>>>>>

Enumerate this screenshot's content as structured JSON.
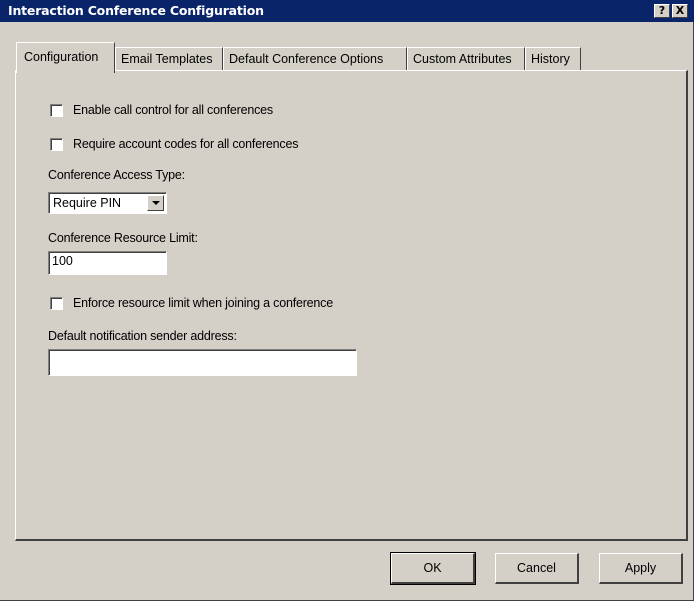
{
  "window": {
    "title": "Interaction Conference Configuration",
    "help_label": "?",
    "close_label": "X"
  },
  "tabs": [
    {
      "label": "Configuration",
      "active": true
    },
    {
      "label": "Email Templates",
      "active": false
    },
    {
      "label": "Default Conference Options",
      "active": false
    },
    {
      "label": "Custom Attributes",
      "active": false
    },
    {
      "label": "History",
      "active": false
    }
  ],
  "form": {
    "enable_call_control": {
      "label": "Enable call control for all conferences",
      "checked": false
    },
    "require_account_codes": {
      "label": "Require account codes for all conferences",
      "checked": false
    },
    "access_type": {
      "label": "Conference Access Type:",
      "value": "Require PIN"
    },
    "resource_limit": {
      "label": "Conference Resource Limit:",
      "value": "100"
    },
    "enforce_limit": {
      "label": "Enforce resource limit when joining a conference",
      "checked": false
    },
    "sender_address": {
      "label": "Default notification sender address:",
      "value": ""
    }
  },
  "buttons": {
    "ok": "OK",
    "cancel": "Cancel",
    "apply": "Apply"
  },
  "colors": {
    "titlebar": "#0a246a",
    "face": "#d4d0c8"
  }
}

<<<<<
>>>>>

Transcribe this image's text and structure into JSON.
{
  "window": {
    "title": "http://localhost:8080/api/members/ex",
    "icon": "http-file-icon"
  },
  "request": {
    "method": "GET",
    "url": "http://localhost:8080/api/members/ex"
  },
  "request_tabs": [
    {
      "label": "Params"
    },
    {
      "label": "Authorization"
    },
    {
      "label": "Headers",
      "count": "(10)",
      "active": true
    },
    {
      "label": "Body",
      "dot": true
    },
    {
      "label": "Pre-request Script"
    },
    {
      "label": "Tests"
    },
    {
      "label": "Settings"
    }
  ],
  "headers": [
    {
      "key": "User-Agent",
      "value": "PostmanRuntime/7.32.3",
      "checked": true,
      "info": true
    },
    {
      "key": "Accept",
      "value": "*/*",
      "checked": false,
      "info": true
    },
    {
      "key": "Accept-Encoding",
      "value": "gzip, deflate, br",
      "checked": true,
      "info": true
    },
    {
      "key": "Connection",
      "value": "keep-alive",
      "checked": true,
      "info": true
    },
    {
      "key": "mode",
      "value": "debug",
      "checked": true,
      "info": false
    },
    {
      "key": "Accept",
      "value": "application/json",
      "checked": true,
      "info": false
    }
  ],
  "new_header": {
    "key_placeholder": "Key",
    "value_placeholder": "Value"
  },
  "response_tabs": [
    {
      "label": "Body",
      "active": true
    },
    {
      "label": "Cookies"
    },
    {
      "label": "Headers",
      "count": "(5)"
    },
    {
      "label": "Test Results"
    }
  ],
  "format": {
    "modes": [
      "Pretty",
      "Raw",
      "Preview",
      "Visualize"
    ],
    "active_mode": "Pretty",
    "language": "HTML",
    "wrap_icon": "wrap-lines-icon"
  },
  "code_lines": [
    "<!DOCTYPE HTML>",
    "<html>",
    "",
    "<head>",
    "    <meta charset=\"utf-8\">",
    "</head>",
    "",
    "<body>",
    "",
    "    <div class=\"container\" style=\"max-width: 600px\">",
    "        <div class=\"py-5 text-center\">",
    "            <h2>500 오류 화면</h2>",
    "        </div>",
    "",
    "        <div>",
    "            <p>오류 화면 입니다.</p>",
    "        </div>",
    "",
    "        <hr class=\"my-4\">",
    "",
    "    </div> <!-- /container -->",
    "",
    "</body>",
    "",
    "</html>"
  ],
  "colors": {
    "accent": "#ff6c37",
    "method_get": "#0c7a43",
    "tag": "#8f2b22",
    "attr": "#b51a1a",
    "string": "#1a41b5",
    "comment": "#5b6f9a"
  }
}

<<<<<
>>>>>

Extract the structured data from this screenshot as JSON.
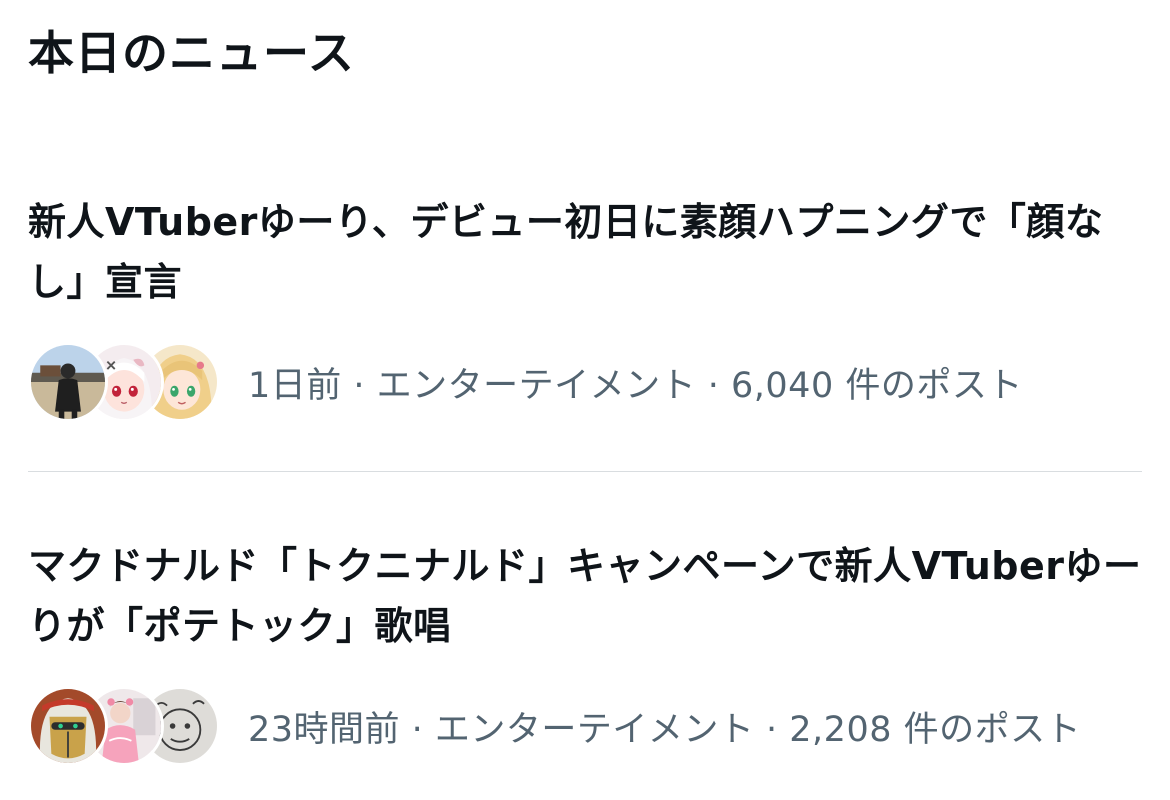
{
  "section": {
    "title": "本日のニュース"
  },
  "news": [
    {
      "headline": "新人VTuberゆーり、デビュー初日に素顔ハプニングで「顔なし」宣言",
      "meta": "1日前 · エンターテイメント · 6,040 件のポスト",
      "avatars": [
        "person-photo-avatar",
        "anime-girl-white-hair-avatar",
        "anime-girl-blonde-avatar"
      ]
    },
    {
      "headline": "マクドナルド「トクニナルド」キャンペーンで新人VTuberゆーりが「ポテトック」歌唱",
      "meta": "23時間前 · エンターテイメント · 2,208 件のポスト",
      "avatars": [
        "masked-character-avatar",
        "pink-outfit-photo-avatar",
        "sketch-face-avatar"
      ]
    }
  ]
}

<<<<<

◆ REQUEST
Lines that hold "photo" are the ones to copy; find all of them.

◆ OUTPUT FOR THIS TASK
        "person-photo-avatar",
        "pink-outfit-photo-avatar",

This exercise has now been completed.